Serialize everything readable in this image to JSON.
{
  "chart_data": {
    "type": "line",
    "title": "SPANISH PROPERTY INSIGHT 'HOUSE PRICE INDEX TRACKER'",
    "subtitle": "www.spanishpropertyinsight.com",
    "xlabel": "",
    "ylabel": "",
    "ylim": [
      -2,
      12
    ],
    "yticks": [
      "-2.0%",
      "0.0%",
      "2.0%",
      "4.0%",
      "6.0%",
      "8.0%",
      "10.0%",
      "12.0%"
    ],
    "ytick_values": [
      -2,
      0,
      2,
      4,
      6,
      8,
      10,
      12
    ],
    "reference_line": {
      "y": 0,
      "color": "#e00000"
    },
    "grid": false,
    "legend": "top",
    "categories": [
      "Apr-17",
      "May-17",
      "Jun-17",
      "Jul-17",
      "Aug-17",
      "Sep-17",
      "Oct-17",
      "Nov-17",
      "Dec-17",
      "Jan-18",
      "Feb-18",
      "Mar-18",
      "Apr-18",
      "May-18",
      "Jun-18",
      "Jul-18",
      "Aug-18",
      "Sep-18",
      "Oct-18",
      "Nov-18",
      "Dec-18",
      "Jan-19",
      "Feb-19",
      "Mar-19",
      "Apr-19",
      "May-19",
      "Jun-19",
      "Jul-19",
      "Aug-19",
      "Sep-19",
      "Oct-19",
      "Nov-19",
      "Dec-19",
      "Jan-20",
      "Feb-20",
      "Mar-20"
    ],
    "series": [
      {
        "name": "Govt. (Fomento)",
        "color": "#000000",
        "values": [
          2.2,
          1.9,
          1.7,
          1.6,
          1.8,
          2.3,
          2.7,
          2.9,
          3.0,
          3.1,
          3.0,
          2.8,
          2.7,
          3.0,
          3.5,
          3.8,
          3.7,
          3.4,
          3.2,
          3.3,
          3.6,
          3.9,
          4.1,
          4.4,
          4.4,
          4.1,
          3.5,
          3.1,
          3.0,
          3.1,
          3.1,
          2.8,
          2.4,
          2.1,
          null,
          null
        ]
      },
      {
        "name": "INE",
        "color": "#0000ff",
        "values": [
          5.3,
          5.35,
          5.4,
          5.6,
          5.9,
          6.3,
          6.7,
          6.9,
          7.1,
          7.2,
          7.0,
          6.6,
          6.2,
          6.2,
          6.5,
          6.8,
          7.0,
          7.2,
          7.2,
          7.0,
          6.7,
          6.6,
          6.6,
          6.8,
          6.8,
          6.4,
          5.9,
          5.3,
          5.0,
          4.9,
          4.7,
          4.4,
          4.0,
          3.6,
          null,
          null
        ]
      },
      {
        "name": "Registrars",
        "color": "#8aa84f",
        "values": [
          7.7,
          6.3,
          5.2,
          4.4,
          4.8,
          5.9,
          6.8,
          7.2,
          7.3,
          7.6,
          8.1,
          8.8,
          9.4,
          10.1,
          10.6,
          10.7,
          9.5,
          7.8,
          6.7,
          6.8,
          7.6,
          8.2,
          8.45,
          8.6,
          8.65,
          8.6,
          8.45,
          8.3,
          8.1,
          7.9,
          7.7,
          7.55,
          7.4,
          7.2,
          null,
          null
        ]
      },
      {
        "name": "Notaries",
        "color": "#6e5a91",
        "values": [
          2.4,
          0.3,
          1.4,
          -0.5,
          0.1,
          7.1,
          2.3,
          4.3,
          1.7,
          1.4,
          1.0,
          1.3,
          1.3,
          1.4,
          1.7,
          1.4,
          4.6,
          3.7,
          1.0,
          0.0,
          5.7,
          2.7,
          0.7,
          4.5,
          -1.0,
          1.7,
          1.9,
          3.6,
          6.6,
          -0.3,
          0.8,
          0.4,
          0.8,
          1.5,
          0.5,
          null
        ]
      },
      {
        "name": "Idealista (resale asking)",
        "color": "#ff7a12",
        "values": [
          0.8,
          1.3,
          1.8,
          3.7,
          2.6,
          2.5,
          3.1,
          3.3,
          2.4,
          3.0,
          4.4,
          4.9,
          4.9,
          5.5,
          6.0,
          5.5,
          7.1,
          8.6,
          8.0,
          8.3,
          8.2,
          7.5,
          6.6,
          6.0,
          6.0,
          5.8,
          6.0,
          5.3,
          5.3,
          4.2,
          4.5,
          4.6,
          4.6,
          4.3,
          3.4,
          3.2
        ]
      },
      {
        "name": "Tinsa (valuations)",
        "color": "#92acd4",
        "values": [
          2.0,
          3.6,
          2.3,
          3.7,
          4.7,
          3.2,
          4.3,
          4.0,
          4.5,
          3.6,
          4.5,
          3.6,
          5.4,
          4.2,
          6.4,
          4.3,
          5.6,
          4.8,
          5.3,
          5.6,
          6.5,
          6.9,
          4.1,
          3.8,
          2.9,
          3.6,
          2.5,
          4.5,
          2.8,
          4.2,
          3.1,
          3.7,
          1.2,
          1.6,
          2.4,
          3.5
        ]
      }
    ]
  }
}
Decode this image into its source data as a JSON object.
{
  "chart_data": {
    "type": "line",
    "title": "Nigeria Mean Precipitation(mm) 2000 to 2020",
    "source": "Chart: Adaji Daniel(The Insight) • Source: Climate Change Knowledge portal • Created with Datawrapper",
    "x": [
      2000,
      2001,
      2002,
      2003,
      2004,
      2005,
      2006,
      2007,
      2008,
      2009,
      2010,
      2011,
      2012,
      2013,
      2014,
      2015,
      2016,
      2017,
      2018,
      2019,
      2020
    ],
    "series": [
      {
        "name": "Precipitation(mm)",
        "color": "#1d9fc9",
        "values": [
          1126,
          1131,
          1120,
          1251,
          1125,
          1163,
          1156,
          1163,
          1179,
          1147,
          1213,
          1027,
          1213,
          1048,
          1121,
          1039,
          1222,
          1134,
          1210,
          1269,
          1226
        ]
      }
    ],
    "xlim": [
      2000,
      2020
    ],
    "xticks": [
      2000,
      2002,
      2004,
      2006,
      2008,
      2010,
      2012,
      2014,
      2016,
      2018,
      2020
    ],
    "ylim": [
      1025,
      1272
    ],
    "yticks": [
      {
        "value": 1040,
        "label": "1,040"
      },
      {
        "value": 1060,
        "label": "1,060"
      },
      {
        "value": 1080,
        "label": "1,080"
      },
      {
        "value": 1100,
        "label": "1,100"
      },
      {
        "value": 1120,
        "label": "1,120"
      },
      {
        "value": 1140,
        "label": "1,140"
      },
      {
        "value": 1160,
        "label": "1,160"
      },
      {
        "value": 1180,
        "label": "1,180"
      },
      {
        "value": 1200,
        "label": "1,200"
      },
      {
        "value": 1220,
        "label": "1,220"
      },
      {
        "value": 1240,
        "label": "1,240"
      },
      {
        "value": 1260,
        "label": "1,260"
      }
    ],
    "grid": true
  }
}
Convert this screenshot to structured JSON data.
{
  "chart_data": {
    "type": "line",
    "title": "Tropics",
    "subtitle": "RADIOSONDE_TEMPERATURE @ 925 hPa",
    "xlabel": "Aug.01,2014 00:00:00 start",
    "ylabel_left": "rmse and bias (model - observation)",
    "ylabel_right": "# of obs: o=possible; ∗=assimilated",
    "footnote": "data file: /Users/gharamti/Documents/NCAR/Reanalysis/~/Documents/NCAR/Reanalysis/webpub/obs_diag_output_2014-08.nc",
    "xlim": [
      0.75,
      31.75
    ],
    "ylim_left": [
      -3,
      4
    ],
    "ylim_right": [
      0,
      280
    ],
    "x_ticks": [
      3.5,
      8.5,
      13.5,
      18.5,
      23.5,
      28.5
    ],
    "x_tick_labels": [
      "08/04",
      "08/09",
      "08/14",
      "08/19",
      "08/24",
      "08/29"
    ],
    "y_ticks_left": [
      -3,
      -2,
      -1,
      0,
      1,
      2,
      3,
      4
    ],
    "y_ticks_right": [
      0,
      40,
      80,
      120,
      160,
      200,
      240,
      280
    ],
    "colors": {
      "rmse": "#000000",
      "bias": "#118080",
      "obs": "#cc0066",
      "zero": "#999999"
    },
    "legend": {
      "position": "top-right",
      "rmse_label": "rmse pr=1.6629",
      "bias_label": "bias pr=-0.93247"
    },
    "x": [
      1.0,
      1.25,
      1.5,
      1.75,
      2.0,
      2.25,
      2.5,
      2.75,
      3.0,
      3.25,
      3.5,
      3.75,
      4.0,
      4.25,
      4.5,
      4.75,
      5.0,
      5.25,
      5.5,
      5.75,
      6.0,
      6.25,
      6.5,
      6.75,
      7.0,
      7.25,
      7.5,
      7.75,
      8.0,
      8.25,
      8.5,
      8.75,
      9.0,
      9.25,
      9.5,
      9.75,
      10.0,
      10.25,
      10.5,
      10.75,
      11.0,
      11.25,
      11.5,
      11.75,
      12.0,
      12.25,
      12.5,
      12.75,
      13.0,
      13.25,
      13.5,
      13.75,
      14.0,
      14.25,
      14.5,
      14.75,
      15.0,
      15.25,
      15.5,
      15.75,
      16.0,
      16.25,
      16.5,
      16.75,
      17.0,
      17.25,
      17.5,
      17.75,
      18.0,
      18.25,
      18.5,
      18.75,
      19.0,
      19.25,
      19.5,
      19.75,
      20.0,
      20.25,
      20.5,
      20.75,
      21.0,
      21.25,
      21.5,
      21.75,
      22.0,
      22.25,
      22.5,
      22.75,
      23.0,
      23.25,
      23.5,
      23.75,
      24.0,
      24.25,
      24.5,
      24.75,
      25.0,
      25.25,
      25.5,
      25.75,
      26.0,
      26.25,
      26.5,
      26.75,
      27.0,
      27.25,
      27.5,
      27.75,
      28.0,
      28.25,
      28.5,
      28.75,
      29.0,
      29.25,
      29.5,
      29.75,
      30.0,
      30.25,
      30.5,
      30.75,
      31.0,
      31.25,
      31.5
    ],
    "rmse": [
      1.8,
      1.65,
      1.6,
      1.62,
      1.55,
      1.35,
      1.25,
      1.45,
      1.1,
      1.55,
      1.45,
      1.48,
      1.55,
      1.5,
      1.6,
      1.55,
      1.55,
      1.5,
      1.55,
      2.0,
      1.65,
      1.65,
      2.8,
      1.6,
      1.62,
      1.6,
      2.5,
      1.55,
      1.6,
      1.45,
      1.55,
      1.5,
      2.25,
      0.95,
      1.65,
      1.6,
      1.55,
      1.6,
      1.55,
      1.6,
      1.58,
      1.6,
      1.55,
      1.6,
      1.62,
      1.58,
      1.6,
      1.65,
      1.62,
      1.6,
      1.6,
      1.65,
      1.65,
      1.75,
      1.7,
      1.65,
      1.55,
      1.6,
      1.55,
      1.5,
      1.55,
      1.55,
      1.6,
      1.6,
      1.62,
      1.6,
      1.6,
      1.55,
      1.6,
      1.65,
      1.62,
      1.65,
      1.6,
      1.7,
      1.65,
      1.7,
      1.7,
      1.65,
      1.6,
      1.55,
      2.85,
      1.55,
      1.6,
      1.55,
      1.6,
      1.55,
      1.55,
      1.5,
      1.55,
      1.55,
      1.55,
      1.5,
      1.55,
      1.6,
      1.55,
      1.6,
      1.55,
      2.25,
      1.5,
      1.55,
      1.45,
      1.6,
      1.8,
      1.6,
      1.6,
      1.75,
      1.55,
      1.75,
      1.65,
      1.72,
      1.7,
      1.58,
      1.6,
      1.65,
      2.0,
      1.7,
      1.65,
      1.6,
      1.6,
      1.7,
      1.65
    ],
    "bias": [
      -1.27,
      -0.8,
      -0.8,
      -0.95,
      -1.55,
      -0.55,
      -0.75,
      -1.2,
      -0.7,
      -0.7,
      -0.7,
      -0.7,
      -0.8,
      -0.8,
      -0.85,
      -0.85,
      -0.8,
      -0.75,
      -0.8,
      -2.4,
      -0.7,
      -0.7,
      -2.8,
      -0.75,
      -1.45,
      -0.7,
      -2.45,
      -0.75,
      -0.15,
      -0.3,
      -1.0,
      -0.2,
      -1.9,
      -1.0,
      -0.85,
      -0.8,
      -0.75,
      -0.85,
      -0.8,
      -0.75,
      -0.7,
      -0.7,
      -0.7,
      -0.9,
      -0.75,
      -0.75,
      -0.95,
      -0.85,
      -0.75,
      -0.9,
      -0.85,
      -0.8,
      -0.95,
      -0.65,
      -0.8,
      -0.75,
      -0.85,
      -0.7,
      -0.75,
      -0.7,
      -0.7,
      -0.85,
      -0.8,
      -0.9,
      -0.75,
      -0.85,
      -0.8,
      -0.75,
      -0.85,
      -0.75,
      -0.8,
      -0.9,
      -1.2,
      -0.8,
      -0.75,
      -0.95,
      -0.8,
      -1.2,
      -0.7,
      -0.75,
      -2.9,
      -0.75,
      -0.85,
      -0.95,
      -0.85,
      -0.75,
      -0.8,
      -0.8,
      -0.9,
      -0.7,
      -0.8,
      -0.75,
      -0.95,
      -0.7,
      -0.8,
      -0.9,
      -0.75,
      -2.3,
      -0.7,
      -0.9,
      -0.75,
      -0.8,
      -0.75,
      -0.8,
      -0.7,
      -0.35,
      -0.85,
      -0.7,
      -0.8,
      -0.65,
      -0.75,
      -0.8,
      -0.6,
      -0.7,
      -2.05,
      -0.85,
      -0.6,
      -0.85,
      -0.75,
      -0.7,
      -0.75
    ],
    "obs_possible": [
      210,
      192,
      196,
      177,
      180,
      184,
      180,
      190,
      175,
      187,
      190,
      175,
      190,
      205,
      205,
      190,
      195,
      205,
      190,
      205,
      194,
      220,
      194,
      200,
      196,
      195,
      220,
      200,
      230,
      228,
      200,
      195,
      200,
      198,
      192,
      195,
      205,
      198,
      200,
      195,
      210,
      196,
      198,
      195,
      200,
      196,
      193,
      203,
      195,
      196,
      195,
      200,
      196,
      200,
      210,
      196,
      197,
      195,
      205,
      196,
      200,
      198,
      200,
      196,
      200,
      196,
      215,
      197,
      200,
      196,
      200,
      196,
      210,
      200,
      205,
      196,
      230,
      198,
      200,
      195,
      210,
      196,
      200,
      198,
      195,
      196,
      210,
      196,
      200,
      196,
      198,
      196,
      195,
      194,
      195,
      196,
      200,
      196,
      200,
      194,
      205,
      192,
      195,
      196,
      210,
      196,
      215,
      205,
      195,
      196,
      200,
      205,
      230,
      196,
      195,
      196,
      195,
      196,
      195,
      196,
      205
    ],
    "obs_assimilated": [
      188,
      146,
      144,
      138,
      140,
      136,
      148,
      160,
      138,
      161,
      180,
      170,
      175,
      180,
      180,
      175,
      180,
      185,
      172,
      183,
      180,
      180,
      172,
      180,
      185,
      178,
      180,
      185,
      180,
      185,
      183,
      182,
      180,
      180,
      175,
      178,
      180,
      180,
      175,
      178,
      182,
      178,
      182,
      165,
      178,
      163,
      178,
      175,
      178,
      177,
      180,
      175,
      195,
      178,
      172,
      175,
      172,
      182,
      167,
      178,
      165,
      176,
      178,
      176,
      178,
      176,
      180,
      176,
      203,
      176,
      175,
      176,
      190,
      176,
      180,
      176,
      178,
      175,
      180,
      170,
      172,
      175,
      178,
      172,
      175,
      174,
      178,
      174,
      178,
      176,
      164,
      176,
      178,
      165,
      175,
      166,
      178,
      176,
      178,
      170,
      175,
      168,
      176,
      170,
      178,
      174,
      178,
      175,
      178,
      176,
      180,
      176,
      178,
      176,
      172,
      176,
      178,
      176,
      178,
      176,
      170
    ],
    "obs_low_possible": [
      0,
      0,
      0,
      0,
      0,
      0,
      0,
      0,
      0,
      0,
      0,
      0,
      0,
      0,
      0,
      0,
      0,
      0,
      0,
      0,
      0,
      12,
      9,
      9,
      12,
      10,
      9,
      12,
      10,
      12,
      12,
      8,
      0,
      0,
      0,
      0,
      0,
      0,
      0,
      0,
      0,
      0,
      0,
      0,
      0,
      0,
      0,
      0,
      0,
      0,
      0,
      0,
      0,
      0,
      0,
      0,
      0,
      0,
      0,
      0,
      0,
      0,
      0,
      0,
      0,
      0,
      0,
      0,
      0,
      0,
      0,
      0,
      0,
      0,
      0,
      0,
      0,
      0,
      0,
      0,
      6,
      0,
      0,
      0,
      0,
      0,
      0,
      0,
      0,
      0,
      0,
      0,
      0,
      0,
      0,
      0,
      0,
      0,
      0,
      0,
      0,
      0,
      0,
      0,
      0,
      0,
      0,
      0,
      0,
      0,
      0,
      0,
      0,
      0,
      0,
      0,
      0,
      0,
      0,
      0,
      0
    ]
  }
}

*Goal*:
Pick out and copy the lines of the material that include the word "name".

*Output*:
        "name": "Govt. (Fomento)",
        "name": "INE",
        "name": "Registrars",
        "name": "Notaries",
        "name": "Idealista (resale asking)",
        "name": "Tinsa (valuations)",
        "name": "Precipitation(mm)",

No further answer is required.